(Recorded data)
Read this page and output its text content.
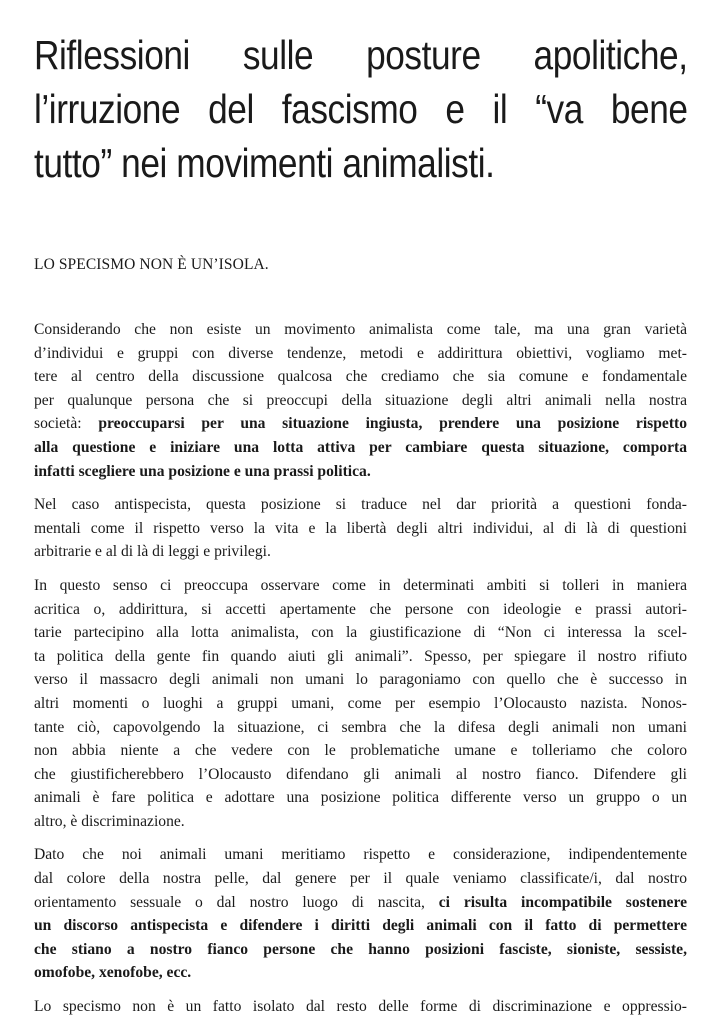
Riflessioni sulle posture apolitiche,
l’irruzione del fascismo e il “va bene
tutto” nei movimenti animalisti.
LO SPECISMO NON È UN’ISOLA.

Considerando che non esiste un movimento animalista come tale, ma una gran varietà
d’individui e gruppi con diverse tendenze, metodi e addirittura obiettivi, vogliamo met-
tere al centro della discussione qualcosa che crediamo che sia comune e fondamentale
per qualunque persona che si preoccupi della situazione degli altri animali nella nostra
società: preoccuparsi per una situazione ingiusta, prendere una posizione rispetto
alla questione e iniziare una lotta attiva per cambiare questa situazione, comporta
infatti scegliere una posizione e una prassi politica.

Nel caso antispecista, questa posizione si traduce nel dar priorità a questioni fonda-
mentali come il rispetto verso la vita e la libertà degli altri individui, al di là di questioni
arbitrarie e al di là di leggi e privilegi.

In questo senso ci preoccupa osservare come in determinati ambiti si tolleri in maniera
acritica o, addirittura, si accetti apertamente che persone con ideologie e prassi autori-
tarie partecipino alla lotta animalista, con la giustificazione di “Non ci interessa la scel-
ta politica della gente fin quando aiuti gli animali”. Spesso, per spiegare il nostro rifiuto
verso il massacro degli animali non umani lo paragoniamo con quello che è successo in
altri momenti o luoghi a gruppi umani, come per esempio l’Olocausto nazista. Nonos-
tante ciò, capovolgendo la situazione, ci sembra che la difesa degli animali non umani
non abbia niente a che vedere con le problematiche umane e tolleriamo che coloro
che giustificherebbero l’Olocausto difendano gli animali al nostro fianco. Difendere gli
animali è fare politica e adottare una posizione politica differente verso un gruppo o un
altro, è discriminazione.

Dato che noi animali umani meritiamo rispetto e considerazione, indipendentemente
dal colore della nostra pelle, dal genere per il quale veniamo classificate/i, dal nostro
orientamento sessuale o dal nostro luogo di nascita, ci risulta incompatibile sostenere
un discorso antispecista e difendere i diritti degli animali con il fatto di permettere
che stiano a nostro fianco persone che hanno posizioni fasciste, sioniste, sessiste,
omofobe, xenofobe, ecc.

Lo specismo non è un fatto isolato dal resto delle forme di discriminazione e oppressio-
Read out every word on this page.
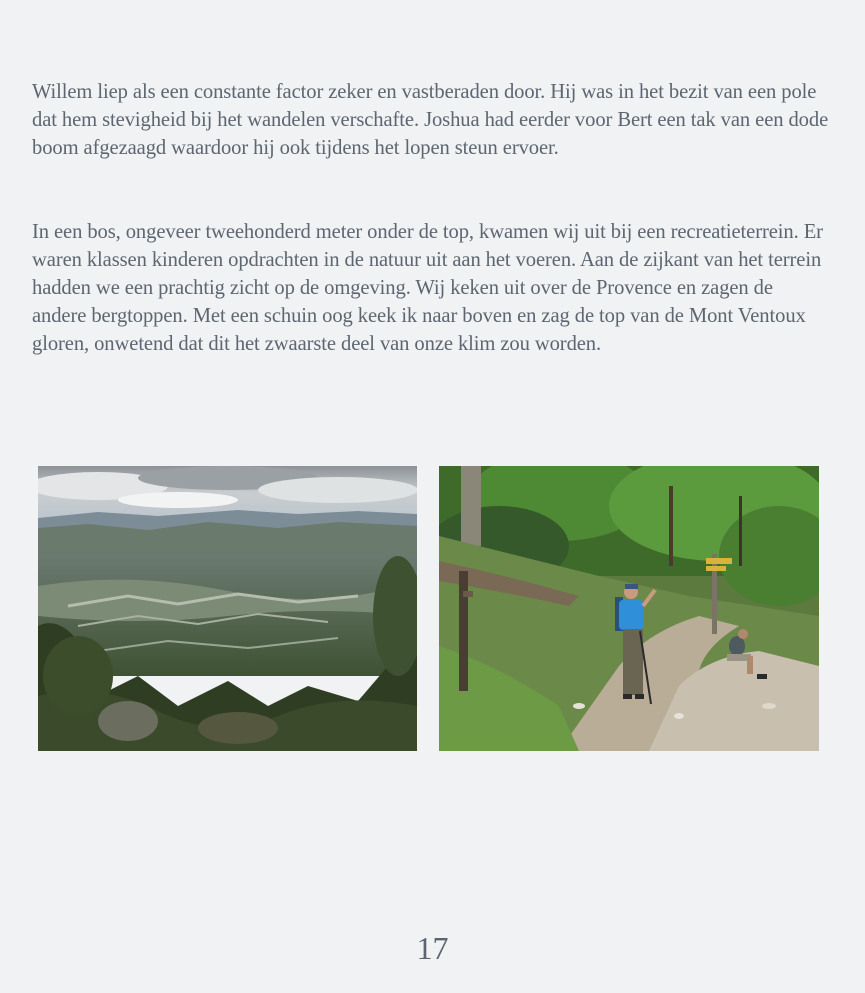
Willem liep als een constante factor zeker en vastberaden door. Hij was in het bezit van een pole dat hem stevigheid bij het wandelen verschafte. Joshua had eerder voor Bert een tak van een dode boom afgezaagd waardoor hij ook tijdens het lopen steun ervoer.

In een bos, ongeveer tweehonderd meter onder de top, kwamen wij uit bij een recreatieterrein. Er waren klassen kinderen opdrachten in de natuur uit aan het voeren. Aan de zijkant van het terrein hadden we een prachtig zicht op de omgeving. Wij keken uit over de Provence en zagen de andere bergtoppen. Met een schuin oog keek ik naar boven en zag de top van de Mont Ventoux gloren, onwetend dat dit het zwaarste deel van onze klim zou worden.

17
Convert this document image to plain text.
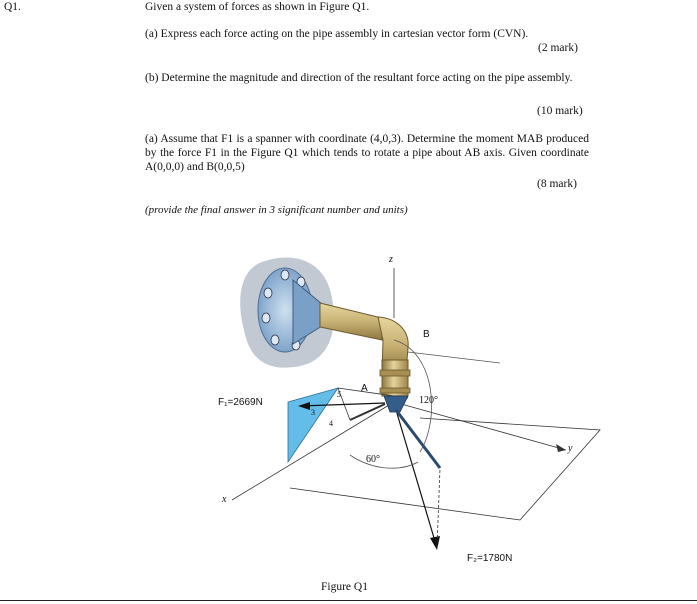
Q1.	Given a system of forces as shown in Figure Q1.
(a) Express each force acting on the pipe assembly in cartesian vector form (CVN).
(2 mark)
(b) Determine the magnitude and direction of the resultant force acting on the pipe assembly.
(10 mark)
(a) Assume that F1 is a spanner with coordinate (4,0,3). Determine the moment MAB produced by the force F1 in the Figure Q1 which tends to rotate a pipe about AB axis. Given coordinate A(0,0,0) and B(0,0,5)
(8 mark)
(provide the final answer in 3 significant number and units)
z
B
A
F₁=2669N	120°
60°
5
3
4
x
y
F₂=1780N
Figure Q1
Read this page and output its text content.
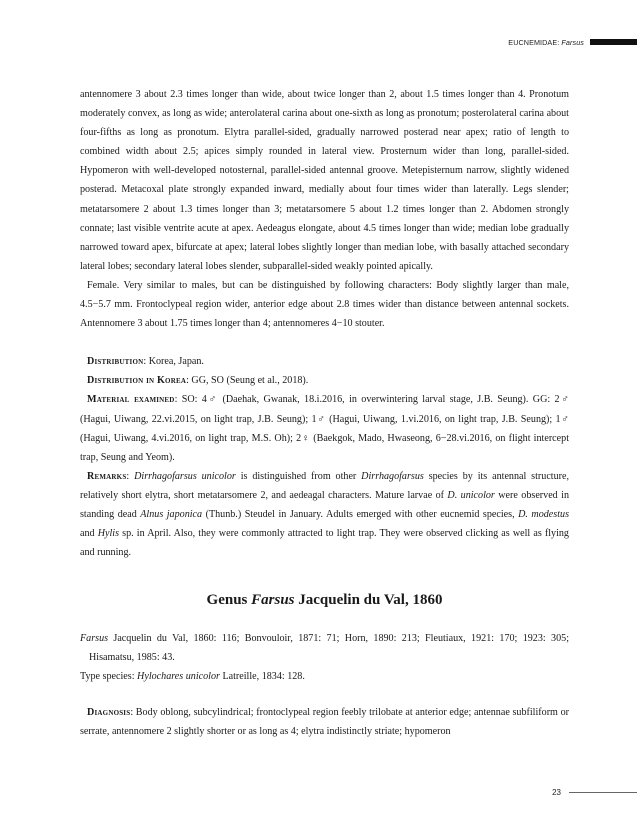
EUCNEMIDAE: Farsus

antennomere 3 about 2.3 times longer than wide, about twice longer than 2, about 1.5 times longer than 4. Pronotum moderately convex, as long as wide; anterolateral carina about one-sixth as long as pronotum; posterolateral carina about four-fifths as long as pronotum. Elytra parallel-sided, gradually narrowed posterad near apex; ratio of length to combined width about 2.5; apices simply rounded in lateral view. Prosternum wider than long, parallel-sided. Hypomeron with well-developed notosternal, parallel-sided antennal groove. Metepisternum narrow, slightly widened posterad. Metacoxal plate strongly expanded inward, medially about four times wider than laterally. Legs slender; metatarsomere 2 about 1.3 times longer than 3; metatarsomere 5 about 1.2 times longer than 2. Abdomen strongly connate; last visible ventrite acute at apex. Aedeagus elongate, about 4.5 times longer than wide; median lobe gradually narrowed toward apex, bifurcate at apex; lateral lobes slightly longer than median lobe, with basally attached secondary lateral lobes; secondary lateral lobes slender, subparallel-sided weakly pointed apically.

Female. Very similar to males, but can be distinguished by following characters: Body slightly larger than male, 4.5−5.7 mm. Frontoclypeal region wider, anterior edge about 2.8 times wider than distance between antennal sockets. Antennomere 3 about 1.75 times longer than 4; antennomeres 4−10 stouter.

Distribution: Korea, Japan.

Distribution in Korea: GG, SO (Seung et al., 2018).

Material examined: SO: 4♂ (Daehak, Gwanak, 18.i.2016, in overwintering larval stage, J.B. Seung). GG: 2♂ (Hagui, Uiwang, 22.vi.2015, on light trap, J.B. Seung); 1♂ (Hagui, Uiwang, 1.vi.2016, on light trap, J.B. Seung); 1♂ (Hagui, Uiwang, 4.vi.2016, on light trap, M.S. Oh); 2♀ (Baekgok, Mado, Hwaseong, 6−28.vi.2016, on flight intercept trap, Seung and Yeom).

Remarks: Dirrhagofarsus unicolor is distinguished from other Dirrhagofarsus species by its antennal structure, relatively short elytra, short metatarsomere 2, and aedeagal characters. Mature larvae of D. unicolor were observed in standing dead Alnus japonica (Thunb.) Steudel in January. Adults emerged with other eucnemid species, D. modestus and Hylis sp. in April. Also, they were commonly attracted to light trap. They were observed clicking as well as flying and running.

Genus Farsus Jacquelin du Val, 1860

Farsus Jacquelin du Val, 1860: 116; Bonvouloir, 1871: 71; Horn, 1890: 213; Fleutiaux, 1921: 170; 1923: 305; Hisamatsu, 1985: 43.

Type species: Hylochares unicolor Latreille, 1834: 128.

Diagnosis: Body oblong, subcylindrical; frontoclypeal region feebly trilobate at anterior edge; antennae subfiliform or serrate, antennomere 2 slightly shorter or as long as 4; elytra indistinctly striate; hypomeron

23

EXERCISE DETAILS => Extract every line of the records above that contains the word "umani".

ANSWER TO THE TASK =>
verso il massacro degli animali non umani lo paragoniamo con quello che è successo in
altri momenti o luoghi a gruppi umani, come per esempio l’Olocausto nazista. Nonos-
tante ciò, capovolgendo la situazione, ci sembra che la difesa degli animali non umani
Dato che noi animali umani meritiamo rispetto e considerazione, indipendentemente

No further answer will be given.